BEGIN DOCUMENT PASSAGE

Appellants- Sondur Gopal

Respondents- Rajani Sondur

Decided On: 15/07/2013

Statues Referred – Constitution of India, Hindu Marriage Act 

Facts:

The appellant was the husband and the respondent wife.

  • They had gotten married on 25th June,1989 in present day Bengaluru, all rituals and ceremony had taken place according to Hindu custom and rites. Their marriage was registered as per section 8 also within the Hindu Marriage Register.
  • Shortly within a span of five months the couple left for Sweden (Stockholm). They lived a decent life there and welcomed their first child. 4 years later they bought a house there and by 1997 got their Swedish citizenship in the year 1997 for which they had applied earlier.
  • For 8 long years they were living in Sweden and were also resided there, the settlement of their child in Sweden plays a serious role in solving the legal issue.
  • the husband moved back to India for a few of years with business plans indicating a desire to remain in India with his wife along his side and all this while their Swedish property remained intact.
  • Later they moved to Sydney, Australia in 1999 on an employment offer with a 4 year sponsorship visa and all working papers. During that period their second child was born and the Stockholm house was sold
  • Soon enough this job was lost and they again moved to Sweden where their citizenship remained but resided in a leased accommodation.
  • Another employment opportunity was offered in Sydney where the husband willingly and clear headedly shifted his life center to. While his family went back to Mumbai on a tourist visa and refused to join him, he stayed back in Sweden. Once, the wife-respondent said, he came to Mumbai to urge his family and most significantly his wife to hitch him in Sydney. She vehemently refused. When he had no intention of returning to India, she filed a petition for legal separation and asking for custody of the children.

Issue

Husband claimed that the marriage cannot be dissolved under HMA due to Swedish domicile.

Contentions by Parties-

Appellant’s Arguments

He was served with notice of judicial separation, he then filed a counter petition in the family court in Bandra, saying that such notice was by itself void as it was not maintainable.

He contended that they had Indian citizenship but were later domiciled in Sweden, and while he was currently residing in Australia his citizenship of Sweden along with similar conditions for his family members existed.

He contented that with no proper residence in India and mix of other citizenships there existed no Indian domicile. This unique point of view expounded in court was that the domicile of the husband would be the domicile of the wife, and that moving away by choice from India after marriage, the provisions of the Hindu Marriage Act no longer applied.

He stated that the judicial separation offered under Section 10, along with custody of children, was void and he was not looking to domicile in India.

Things got a little subjective and personal, and the husband declared in an affidavit that he had premaritally been fascinated by Stockholm, Sweden, and that he had established in his mind that this would be his land of choice unto death, thereby making it his domicile irrefutably, (at least at first).

He also argued that on a different and chronologically isolated note, following his wife’s (initial and alleged) desire to move to an English-speaking country, he retained his Swedish citizenship but almost immediately shifted domicile to be Australian.

Respondent’s Arguments –

She contended that the domicile of the family remained Indian even though they moved to Sweden and then Australia.

END DOCUMENT PASSAGE
BEGIN ENTRIES SUPPLIED

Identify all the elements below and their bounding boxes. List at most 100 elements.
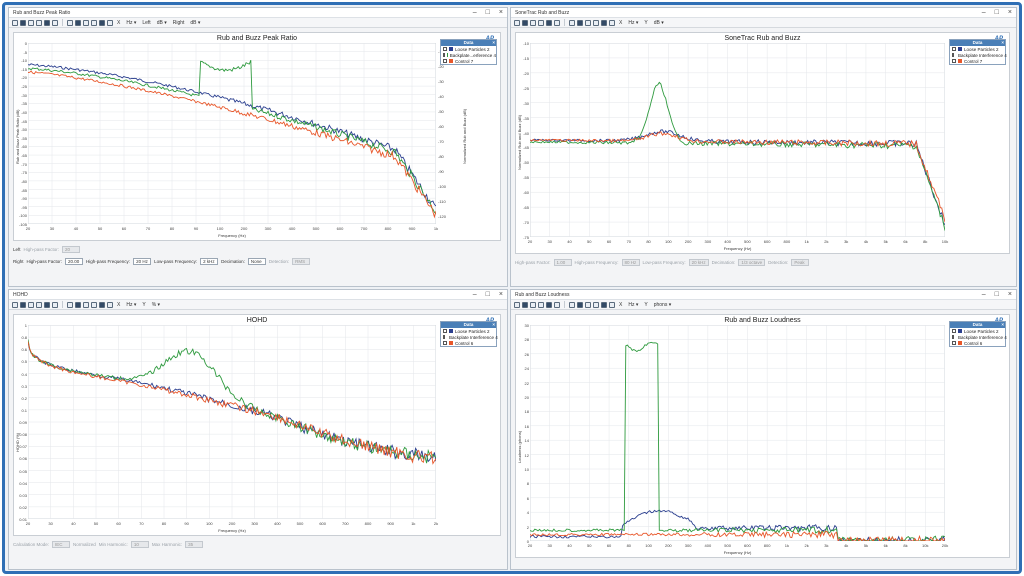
pan-icon[interactable] <box>514 301 520 308</box>
grid-icon[interactable] <box>538 301 544 308</box>
minimize-icon[interactable]: – <box>472 9 477 16</box>
legend-item[interactable]: Control 6 <box>441 340 496 346</box>
settings-icon[interactable] <box>91 301 97 308</box>
legend-checkbox[interactable] <box>952 59 956 63</box>
reset-icon[interactable] <box>601 19 607 26</box>
pan-icon[interactable] <box>12 301 18 308</box>
x-unit-select[interactable]: Hz ▾ <box>126 301 137 308</box>
control-field[interactable]: 20 Hz <box>133 258 152 265</box>
right-unit-select[interactable]: dB ▾ <box>190 19 201 26</box>
legend-checkbox[interactable] <box>443 329 447 333</box>
close-icon[interactable]: × <box>498 291 503 298</box>
marker-icon[interactable] <box>52 19 58 26</box>
minimize-icon[interactable]: – <box>981 9 986 16</box>
cursor-icon[interactable] <box>546 301 552 308</box>
fit-icon[interactable] <box>107 19 113 26</box>
control-field[interactable]: None <box>247 258 266 265</box>
window-titlebar[interactable]: SoneTrac Rub and Buzz – □ × <box>511 8 1016 18</box>
export-icon[interactable] <box>83 19 89 26</box>
pan-icon[interactable] <box>514 19 520 26</box>
cursor-icon[interactable] <box>546 19 552 26</box>
grid-icon[interactable] <box>538 19 544 26</box>
legend-close-icon[interactable]: × <box>1001 322 1004 327</box>
zoom-icon[interactable] <box>522 19 528 26</box>
zoom-icon[interactable] <box>20 301 26 308</box>
maximize-icon[interactable]: □ <box>994 291 999 298</box>
legend-item[interactable]: Backplate Interference 4 <box>441 334 498 340</box>
legend-checkbox[interactable] <box>952 335 954 339</box>
window-titlebar[interactable]: HOHD – □ × <box>9 290 507 300</box>
legend-item[interactable]: Control 7 <box>950 58 1005 64</box>
reset-icon[interactable] <box>99 301 105 308</box>
x-unit-select[interactable]: Hz ▾ <box>628 19 639 26</box>
legend-item[interactable]: Loose Particles 2 <box>441 46 496 52</box>
copy-icon[interactable] <box>577 19 583 26</box>
export-icon[interactable] <box>83 301 89 308</box>
legend-item[interactable]: Loose Particles 2 <box>441 328 496 334</box>
legend-close-icon[interactable]: × <box>492 322 495 327</box>
legend-icon[interactable] <box>67 19 73 26</box>
close-icon[interactable]: × <box>1007 291 1012 298</box>
settings-icon[interactable] <box>593 19 599 26</box>
settings-icon[interactable] <box>91 19 97 26</box>
grid-icon[interactable] <box>36 19 42 26</box>
maximize-icon[interactable]: □ <box>485 291 490 298</box>
fit-icon[interactable] <box>609 301 615 308</box>
copy-icon[interactable] <box>75 19 81 26</box>
close-icon[interactable]: × <box>498 9 503 16</box>
control-field[interactable]: 20.00 <box>65 258 84 265</box>
legend-item[interactable]: Control 6 <box>950 340 1005 346</box>
legend-checkbox[interactable] <box>952 329 956 333</box>
legend-checkbox[interactable] <box>952 47 956 51</box>
zoom-icon[interactable] <box>20 19 26 26</box>
export-icon[interactable] <box>585 19 591 26</box>
maximize-icon[interactable]: □ <box>994 9 999 16</box>
legend-icon[interactable] <box>67 301 73 308</box>
legend-checkbox[interactable] <box>952 341 956 345</box>
cursor-icon[interactable] <box>44 301 50 308</box>
legend-close-icon[interactable]: × <box>1001 40 1004 45</box>
left-unit-select[interactable]: % ▾ <box>151 301 161 308</box>
copy-icon[interactable] <box>577 301 583 308</box>
x-unit-select[interactable]: Hz ▾ <box>628 301 639 308</box>
legend-close-icon[interactable]: × <box>492 40 495 45</box>
select-icon[interactable] <box>28 301 34 308</box>
export-icon[interactable] <box>585 301 591 308</box>
copy-icon[interactable] <box>75 301 81 308</box>
maximize-icon[interactable]: □ <box>485 9 490 16</box>
zoom-icon[interactable] <box>522 301 528 308</box>
minimize-icon[interactable]: – <box>472 291 477 298</box>
left-unit-select[interactable]: dB ▾ <box>156 19 167 26</box>
fit-icon[interactable] <box>107 301 113 308</box>
legend-item[interactable]: Control 7 <box>441 58 496 64</box>
legend-checkbox[interactable] <box>443 59 447 63</box>
select-icon[interactable] <box>530 301 536 308</box>
window-titlebar[interactable]: Rub and Buzz Peak Ratio – □ × <box>9 8 507 18</box>
marker-icon[interactable] <box>554 301 560 308</box>
x-unit-select[interactable]: Hz ▾ <box>126 19 137 26</box>
legend-checkbox[interactable] <box>952 53 954 57</box>
legend-item[interactable]: Backplate Interference 4 <box>950 334 1007 340</box>
minimize-icon[interactable]: – <box>981 291 986 298</box>
marker-icon[interactable] <box>554 19 560 26</box>
legend-checkbox[interactable] <box>443 47 447 51</box>
marker-icon[interactable] <box>52 301 58 308</box>
legend-item[interactable]: Loose Particles 2 <box>950 46 1005 52</box>
legend-item[interactable]: Backplate...erference 4 <box>441 52 496 58</box>
control-field[interactable]: 2 kHz <box>200 258 219 265</box>
grid-icon[interactable] <box>36 301 42 308</box>
legend-checkbox[interactable] <box>443 335 445 339</box>
window-titlebar[interactable]: Rub and Buzz Loudness – □ × <box>511 290 1016 300</box>
cursor-icon[interactable] <box>44 19 50 26</box>
legend-checkbox[interactable] <box>443 341 447 345</box>
reset-icon[interactable] <box>601 301 607 308</box>
settings-icon[interactable] <box>593 301 599 308</box>
legend-icon[interactable] <box>569 19 575 26</box>
legend-item[interactable]: Loose Particles 2 <box>950 328 1005 334</box>
reset-icon[interactable] <box>99 19 105 26</box>
select-icon[interactable] <box>530 19 536 26</box>
left-unit-select[interactable]: dB ▾ <box>653 19 664 26</box>
select-icon[interactable] <box>28 19 34 26</box>
close-icon[interactable]: × <box>1007 9 1012 16</box>
pan-icon[interactable] <box>12 19 18 26</box>
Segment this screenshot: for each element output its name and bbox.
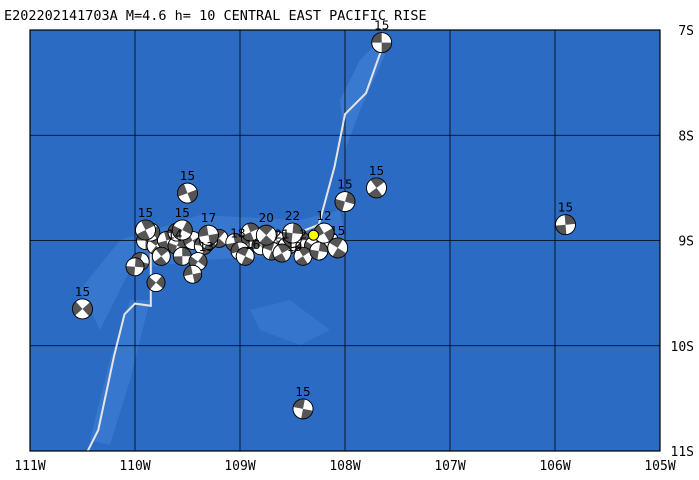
- map-title: E202202141703A M=4.6 h= 10 CENTRAL EAST …: [4, 8, 427, 24]
- cluster-label-2: 18: [230, 226, 245, 240]
- labeled-mechanism-11: [255, 224, 277, 246]
- labeled-mechanism-8: [135, 219, 156, 241]
- map-frame: [29, 29, 661, 452]
- lat-label-0: 7S: [678, 24, 694, 39]
- mechanism-label-7: 15: [295, 385, 310, 399]
- cluster-mechanism-17: [172, 246, 192, 266]
- cluster-mechanism-26: [272, 243, 292, 263]
- lat-label-4: 11S: [671, 445, 694, 460]
- mechanism-label-0: 15: [374, 19, 389, 33]
- labeled-mechanism-12: [282, 222, 303, 244]
- lon-label-6: 105W: [644, 459, 675, 474]
- lon-label-0: 111W: [14, 459, 45, 474]
- cluster-mechanism-31: [241, 222, 260, 242]
- lon-label-1: 110W: [119, 459, 150, 474]
- labeled-mechanism-3: [177, 182, 198, 204]
- lon-label-5: 106W: [539, 459, 570, 474]
- mechanism-label-2: 15: [337, 178, 352, 192]
- cluster-mechanism-21: [293, 246, 313, 266]
- labeled-mechanism-5: [555, 214, 576, 236]
- labeled-mechanism-9: [171, 219, 193, 241]
- mechanism-label-9: 15: [175, 206, 190, 220]
- labeled-mechanism-1: [366, 177, 387, 199]
- cluster-mechanism-24: [183, 264, 203, 284]
- seamount-chain: [250, 300, 330, 345]
- mechanism-label-1: 15: [369, 164, 384, 178]
- mechanism-label-3: 15: [180, 169, 195, 183]
- main-event-marker: [308, 229, 319, 241]
- lon-label-3: 108W: [329, 459, 360, 474]
- lat-label-3: 10S: [671, 340, 694, 355]
- cluster-mechanism-23: [146, 273, 166, 293]
- cluster-label-1: 13: [199, 240, 214, 254]
- cluster-label-4: 21: [274, 227, 289, 241]
- cluster-mechanism-16: [151, 246, 171, 266]
- labeled-mechanism-4: [327, 237, 349, 259]
- labeled-mechanism-10: [198, 224, 219, 246]
- cluster-label-5: 19: [287, 240, 302, 254]
- lat-label-1: 8S: [678, 129, 694, 144]
- lon-label-4: 107W: [434, 459, 465, 474]
- lon-label-2: 109W: [224, 459, 255, 474]
- labeled-mechanism-6: [72, 298, 93, 320]
- cluster-label-0: 14: [167, 227, 182, 241]
- labeled-mechanism-0: [371, 32, 393, 53]
- mechanism-label-8: 15: [138, 206, 153, 220]
- cluster-mechanism-22: [125, 257, 145, 277]
- labeled-mechanism-7: [292, 398, 314, 420]
- cluster-mechanism-25: [235, 246, 255, 266]
- mechanism-label-13: 12: [316, 209, 331, 223]
- labeled-mechanism-2: [334, 191, 356, 213]
- ridge-shading-north: [340, 40, 385, 150]
- cluster-label-3: 16: [245, 238, 260, 252]
- mechanism-label-12: 22: [285, 209, 300, 223]
- mechanism-label-6: 15: [75, 285, 90, 299]
- lat-label-2: 9S: [678, 235, 694, 250]
- axis-labels: 111W 110W 109W 108W 107W 106W 105W 7S 8S 9S 10S 11S: [14, 24, 694, 474]
- mechanism-label-10: 17: [201, 211, 216, 225]
- mechanism-label-11: 20: [259, 211, 274, 225]
- mechanism-label-5: 15: [558, 201, 573, 215]
- cluster-mechanism-27: [309, 241, 329, 261]
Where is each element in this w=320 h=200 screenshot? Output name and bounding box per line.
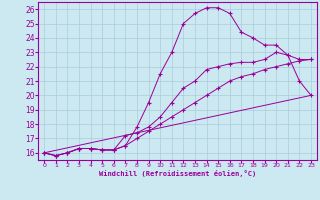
- X-axis label: Windchill (Refroidissement éolien,°C): Windchill (Refroidissement éolien,°C): [99, 170, 256, 177]
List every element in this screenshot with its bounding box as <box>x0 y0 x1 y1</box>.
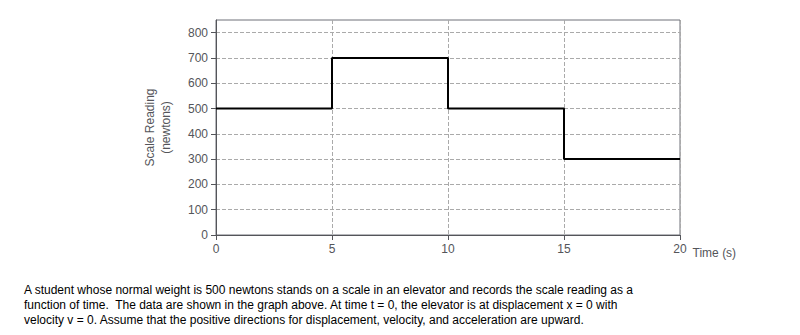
svg-text:(newtons): (newtons) <box>159 101 173 154</box>
svg-text:0: 0 <box>201 228 208 242</box>
svg-text:20: 20 <box>673 242 687 256</box>
svg-text:200: 200 <box>188 177 208 191</box>
svg-text:15: 15 <box>557 242 571 256</box>
svg-text:500: 500 <box>188 102 208 116</box>
svg-text:Time (s): Time (s) <box>693 246 737 260</box>
svg-text:0: 0 <box>213 242 220 256</box>
svg-text:A student whose normal weight: A student whose normal weight is 500 new… <box>24 283 633 297</box>
svg-text:10: 10 <box>441 242 455 256</box>
svg-text:Scale Reading: Scale Reading <box>143 88 157 166</box>
svg-text:5: 5 <box>329 242 336 256</box>
svg-text:function of time. The data ar: function of time. The data are shown in … <box>24 298 617 312</box>
svg-text:400: 400 <box>188 127 208 141</box>
svg-text:700: 700 <box>188 51 208 65</box>
svg-text:velocity v = 0. Assume that th: velocity v = 0. Assume that the positive… <box>24 313 584 327</box>
svg-text:600: 600 <box>188 76 208 90</box>
svg-text:300: 300 <box>188 152 208 166</box>
svg-text:800: 800 <box>188 26 208 40</box>
svg-text:100: 100 <box>188 203 208 217</box>
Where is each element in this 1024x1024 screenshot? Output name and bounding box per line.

END ENTRIES SUPPLIED

**THINGS TO DO**
A. Copy the case summary word for word, starting at "Husband claimed that" and ending at "was not maintainable.".
B. In the listing, repeat verbatim the lines starting at the one that contains "svg-text:(newtons): (newtons) <box>159" and ending at the one that contains "svg-text:500: 500 <box>188 102 208 116</box>".

**SOLUTIONS PER TASK**
A.
Husband claimed that the marriage cannot be dissolved under HMA due to Swedish domicile.

Contentions by Parties-

Appellant’s Arguments

He was served with notice of judicial separation, he then filed a counter petition in the family court in Bandra, saying that such notice was by itself void as it was not maintainable.

B.
svg-text:(newtons): (newtons) <box>159 101 173 154</box>
svg-text:0: 0 <box>201 228 208 242</box>
svg-text:20: 20 <box>673 242 687 256</box>
svg-text:200: 200 <box>188 177 208 191</box>
svg-text:15: 15 <box>557 242 571 256</box>
svg-text:500: 500 <box>188 102 208 116</box>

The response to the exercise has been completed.